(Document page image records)
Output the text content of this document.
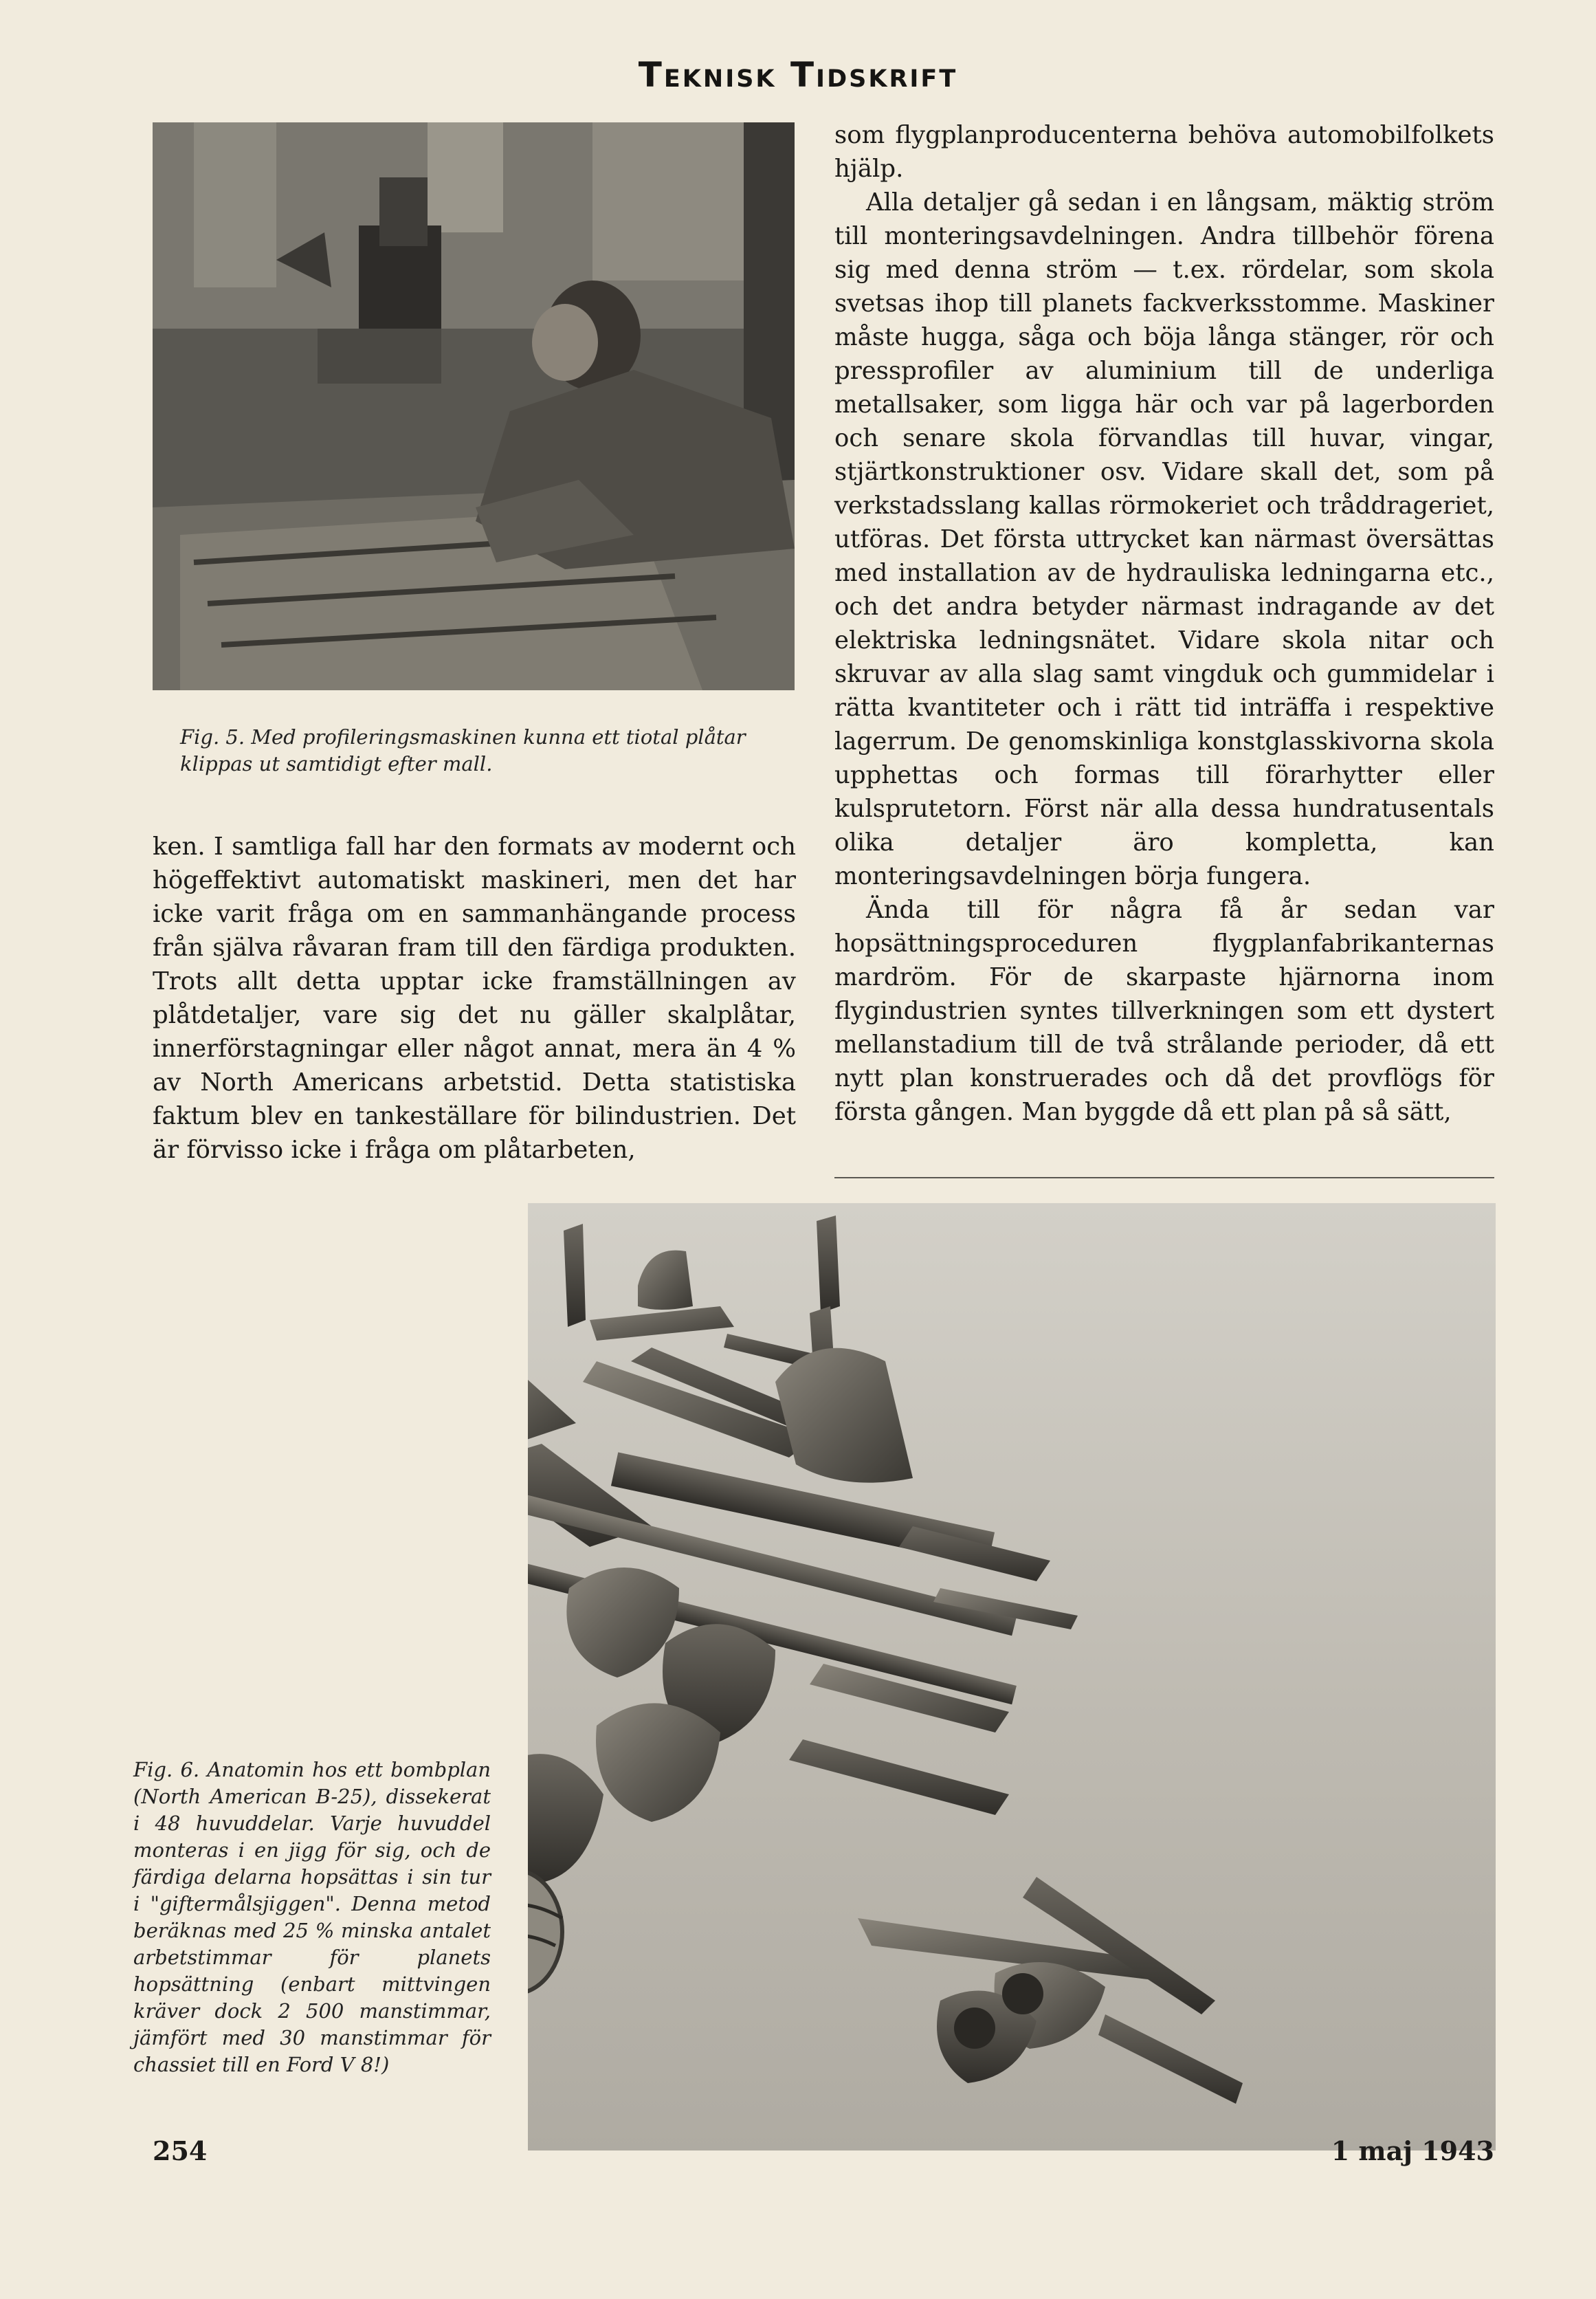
Teknisk Tidskrift
Fig. 5. Med profileringsmaskinen kunna ett tiotal plåtar klippas ut samtidigt efter mall.

som flygplanproducenterna behöva automobilfolkets hjälp.

Alla detaljer gå sedan i en långsam, mäktig ström till monteringsavdelningen. Andra tillbehör förena sig med denna ström — t.ex. rördelar, som skola svetsas ihop till planets fackverksstomme. Maskiner måste hugga, såga och böja långa stänger, rör och pressprofiler av aluminium till de underliga metallsaker, som ligga här och var på lagerborden och senare skola förvandlas till huvar, vingar, stjärtkonstruktioner osv. Vidare skall det, som på verkstadsslang kallas rörmokeriet och tråddrageriet, utföras. Det första uttrycket kan närmast översättas med installation av de hydrauliska ledningarna etc., och det andra betyder närmast indragande av det elektriska ledningsnätet. Vidare skola nitar och skruvar av alla slag samt vingduk och gummidelar i rätta kvantiteter och i rätt tid inträffa i respektive lagerrum. De genomskinliga konstglasskivorna skola upphettas och formas till förarhytter eller kulsprutetorn. Först när alla dessa hundratusentals olika detaljer äro kompletta, kan monteringsavdelningen börja fungera.

Ända till för några få år sedan var hopsättningsproceduren flygplanfabrikanternas mardröm. För de skarpaste hjärnorna inom flygindustrien syntes tillverkningen som ett dystert mellanstadium till de två strålande perioder, då ett nytt plan konstruerades och då det provflögs för första gången. Man byggde då ett plan på så sätt,

ken. I samtliga fall har den formats av modernt och högeffektivt automatiskt maskineri, men det har icke varit fråga om en sammanhängande process från själva råvaran fram till den färdiga produkten. Trots allt detta upptar icke framställningen av plåtdetaljer, vare sig det nu gäller skalplåtar, innerförstagningar eller något annat, mera än 4 % av North Americans arbetstid. Detta statistiska faktum blev en tankeställare för bilindustrien. Det är förvisso icke i fråga om plåtarbeten,

Fig. 6. Anatomin hos ett bombplan (North American B-25), dissekerat i 48 huvuddelar. Varje huvuddel monteras i en jigg för sig, och de färdiga delarna hopsättas i sin tur i "giftermålsjiggen". Denna metod beräknas med 25 % minska antalet arbetstimmar för planets hopsättning (enbart mittvingen kräver dock 2 500 manstimmar, jämfört med 30 manstimmar för chassiet till en Ford V 8!)
254	1 maj 1943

→ EXERCISE
Pictures must be left out when the records are transcribed exactly.

→ OUTPUT OF THE EXERCISE
Output the text content of this document.
Teknisk Tidskrift
Fig. 5. Med profileringsmaskinen kunna ett tiotal plåtar klippas ut samtidigt efter mall.

som flygplanproducenterna behöva automobilfolkets hjälp.

Alla detaljer gå sedan i en långsam, mäktig ström till monteringsavdelningen. Andra tillbehör förena sig med denna ström — t.ex. rördelar, som skola svetsas ihop till planets fackverksstomme. Maskiner måste hugga, såga och böja långa stänger, rör och pressprofiler av aluminium till de underliga metallsaker, som ligga här och var på lagerborden och senare skola förvandlas till huvar, vingar, stjärtkonstruktioner osv. Vidare skall det, som på verkstadsslang kallas rörmokeriet och tråddrageriet, utföras. Det första uttrycket kan närmast översättas med installation av de hydrauliska ledningarna etc., och det andra betyder närmast indragande av det elektriska ledningsnätet. Vidare skola nitar och skruvar av alla slag samt vingduk och gummidelar i rätta kvantiteter och i rätt tid inträffa i respektive lagerrum. De genomskinliga konstglasskivorna skola upphettas och formas till förarhytter eller kulsprutetorn. Först när alla dessa hundratusentals olika detaljer äro kompletta, kan monteringsavdelningen börja fungera.

Ända till för några få år sedan var hopsättningsproceduren flygplanfabrikanternas mardröm. För de skarpaste hjärnorna inom flygindustrien syntes tillverkningen som ett dystert mellanstadium till de två strålande perioder, då ett nytt plan konstruerades och då det provflögs för första gången. Man byggde då ett plan på så sätt,

ken. I samtliga fall har den formats av modernt och högeffektivt automatiskt maskineri, men det har icke varit fråga om en sammanhängande process från själva råvaran fram till den färdiga produkten. Trots allt detta upptar icke framställningen av plåtdetaljer, vare sig det nu gäller skalplåtar, innerförstagningar eller något annat, mera än 4 % av North Americans arbetstid. Detta statistiska faktum blev en tankeställare för bilindustrien. Det är förvisso icke i fråga om plåtarbeten,

Fig. 6. Anatomin hos ett bombplan (North American B-25), dissekerat i 48 huvuddelar. Varje huvuddel monteras i en jigg för sig, och de färdiga delarna hopsättas i sin tur i "giftermålsjiggen". Denna metod beräknas med 25 % minska antalet arbetstimmar för planets hopsättning (enbart mittvingen kräver dock 2 500 manstimmar, jämfört med 30 manstimmar för chassiet till en Ford V 8!)
254	1 maj 1943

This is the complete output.